Wherever the word "title" appears in a line, copy that line.

● ● ● ●

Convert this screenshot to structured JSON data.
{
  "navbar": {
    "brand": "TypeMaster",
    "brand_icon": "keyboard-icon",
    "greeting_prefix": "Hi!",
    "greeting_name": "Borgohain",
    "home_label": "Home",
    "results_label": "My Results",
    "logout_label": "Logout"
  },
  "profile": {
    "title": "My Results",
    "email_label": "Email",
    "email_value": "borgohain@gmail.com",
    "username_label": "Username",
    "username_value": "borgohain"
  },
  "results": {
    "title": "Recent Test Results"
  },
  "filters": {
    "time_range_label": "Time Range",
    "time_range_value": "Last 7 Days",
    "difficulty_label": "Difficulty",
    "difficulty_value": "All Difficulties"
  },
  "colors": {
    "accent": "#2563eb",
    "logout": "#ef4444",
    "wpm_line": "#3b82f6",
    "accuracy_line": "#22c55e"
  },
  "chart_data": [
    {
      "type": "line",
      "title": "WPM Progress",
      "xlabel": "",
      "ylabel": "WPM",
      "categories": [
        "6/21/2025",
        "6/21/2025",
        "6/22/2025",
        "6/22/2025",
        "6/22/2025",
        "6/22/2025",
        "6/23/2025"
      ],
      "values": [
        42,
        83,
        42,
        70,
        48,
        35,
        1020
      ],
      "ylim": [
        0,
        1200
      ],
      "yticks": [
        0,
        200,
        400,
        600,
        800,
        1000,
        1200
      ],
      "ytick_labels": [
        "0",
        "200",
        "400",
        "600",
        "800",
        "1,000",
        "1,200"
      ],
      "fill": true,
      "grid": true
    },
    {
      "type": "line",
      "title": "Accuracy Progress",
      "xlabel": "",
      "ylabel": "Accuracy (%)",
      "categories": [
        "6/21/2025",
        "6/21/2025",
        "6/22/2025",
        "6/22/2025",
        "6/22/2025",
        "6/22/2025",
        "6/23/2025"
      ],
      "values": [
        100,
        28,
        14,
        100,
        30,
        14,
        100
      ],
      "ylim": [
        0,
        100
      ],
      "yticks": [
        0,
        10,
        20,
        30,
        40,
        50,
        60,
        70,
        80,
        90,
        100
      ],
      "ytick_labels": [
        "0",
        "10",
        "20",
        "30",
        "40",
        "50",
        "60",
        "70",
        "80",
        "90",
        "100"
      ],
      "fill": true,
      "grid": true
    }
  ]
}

● ● ● ●

## Exercise answer
    "title": "My Results",
    "title": "Recent Test Results"
      "title": "WPM Progress",
      "title": "Accuracy Progress",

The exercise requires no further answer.